_WHAT THE TASK REQUIRES_.
Find all lines in the listing that include the word "will", then copy them.

_ROWS_.
————
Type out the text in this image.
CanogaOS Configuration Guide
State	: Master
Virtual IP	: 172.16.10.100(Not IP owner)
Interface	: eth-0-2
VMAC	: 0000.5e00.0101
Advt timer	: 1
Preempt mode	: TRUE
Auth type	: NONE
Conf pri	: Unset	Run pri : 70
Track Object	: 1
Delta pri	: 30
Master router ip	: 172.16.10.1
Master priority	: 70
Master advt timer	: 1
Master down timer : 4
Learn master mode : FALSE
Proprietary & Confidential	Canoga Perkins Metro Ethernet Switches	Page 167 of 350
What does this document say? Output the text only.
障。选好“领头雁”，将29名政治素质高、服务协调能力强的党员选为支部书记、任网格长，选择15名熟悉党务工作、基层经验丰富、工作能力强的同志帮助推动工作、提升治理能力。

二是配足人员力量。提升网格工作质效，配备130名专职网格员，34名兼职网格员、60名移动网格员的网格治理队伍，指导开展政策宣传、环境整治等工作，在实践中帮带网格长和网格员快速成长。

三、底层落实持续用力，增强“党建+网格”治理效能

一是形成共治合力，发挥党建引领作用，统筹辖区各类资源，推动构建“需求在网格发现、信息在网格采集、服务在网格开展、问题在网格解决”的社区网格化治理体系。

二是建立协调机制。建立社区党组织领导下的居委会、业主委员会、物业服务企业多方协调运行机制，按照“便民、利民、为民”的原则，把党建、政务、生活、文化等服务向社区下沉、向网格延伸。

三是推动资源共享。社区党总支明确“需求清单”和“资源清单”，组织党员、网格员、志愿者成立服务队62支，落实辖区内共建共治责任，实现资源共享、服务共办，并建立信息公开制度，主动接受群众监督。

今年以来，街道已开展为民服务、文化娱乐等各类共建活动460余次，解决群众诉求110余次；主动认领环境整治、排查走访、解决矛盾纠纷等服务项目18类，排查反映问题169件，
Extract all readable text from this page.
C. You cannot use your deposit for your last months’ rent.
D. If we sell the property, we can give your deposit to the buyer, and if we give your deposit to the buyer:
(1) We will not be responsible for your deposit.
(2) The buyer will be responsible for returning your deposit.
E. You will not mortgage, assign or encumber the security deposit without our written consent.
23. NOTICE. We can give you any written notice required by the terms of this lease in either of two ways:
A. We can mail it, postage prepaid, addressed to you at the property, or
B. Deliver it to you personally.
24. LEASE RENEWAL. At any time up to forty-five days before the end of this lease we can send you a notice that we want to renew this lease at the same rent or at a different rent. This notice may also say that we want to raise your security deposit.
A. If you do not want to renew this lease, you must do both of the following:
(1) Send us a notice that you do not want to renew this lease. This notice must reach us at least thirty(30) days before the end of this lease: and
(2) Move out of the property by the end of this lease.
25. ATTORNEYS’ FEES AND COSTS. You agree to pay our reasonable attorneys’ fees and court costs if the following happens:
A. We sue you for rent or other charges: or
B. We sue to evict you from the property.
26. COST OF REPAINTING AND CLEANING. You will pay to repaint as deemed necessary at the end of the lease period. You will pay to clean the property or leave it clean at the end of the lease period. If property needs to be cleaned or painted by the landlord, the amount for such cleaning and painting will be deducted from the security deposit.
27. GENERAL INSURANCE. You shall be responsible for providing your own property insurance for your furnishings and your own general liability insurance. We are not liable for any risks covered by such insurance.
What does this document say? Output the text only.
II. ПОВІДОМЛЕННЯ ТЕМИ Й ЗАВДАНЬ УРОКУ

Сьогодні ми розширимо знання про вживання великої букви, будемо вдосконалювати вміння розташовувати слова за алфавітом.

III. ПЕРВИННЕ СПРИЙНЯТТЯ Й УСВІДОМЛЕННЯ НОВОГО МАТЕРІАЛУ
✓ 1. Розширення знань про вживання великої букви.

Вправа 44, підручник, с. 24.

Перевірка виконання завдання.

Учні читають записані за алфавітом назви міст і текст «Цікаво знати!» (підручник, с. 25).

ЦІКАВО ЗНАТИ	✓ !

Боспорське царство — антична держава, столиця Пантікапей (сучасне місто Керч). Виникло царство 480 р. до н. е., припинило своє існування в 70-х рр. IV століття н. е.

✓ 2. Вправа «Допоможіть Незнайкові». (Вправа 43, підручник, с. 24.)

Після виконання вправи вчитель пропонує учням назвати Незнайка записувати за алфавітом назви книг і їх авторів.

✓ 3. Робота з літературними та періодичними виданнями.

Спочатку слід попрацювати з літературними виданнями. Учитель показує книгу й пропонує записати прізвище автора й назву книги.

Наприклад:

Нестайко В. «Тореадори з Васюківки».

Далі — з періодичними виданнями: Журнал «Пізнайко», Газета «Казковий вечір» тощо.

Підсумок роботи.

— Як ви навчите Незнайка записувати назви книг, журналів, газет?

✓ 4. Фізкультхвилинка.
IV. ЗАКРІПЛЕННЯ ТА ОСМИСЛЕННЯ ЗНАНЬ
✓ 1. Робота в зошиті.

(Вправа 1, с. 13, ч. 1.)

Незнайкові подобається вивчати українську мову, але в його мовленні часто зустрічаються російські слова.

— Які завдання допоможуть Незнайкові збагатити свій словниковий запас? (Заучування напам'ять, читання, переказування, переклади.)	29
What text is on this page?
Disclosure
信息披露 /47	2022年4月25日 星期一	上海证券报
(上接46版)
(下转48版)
————
_FINISHED ANSWER_.
(1) We will not be responsible for your deposit.
(2) The buyer will be responsible for returning your deposit.
E. You will not mortgage, assign or encumber the security deposit without our written consent.
26. COST OF REPAINTING AND CLEANING. You will pay to repaint as deemed necessary at the end of the lease period. You will pay to clean the property or leave it clean at the end of the lease period. If property needs to be cleaned or painted by the landlord, the amount for such cleaning and painting will be deducted from the security deposit.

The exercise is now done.